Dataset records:
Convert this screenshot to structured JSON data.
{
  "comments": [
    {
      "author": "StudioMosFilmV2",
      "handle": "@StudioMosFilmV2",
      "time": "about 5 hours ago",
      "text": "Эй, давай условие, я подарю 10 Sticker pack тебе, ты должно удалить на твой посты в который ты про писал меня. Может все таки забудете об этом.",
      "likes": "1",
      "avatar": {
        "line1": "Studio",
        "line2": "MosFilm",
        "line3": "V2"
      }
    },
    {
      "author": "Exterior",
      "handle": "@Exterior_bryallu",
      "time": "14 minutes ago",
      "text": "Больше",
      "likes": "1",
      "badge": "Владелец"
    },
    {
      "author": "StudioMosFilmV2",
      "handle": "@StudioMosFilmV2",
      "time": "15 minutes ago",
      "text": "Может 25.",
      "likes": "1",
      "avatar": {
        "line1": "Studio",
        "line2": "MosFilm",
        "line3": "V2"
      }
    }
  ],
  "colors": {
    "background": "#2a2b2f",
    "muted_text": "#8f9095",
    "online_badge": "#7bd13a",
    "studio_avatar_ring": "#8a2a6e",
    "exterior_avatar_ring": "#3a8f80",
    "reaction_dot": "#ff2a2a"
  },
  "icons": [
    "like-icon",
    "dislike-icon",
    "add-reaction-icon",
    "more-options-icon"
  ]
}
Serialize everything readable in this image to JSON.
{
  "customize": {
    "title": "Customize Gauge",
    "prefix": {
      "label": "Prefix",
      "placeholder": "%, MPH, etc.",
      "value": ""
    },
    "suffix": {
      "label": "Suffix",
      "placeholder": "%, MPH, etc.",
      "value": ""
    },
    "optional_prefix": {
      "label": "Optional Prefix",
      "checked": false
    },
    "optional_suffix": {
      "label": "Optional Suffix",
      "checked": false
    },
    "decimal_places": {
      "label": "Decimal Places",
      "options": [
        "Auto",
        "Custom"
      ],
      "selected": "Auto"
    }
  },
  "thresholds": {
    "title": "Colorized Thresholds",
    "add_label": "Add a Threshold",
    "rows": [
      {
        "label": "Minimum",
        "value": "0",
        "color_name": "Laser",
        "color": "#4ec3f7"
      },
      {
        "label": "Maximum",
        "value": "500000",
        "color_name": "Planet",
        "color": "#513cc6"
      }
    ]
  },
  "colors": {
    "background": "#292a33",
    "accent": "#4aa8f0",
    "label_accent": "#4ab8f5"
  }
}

= Job =
Search the data for "minutes" and list every line in which it occurs.

= Final result =
      "time": "14 minutes ago",
      "time": "15 minutes ago",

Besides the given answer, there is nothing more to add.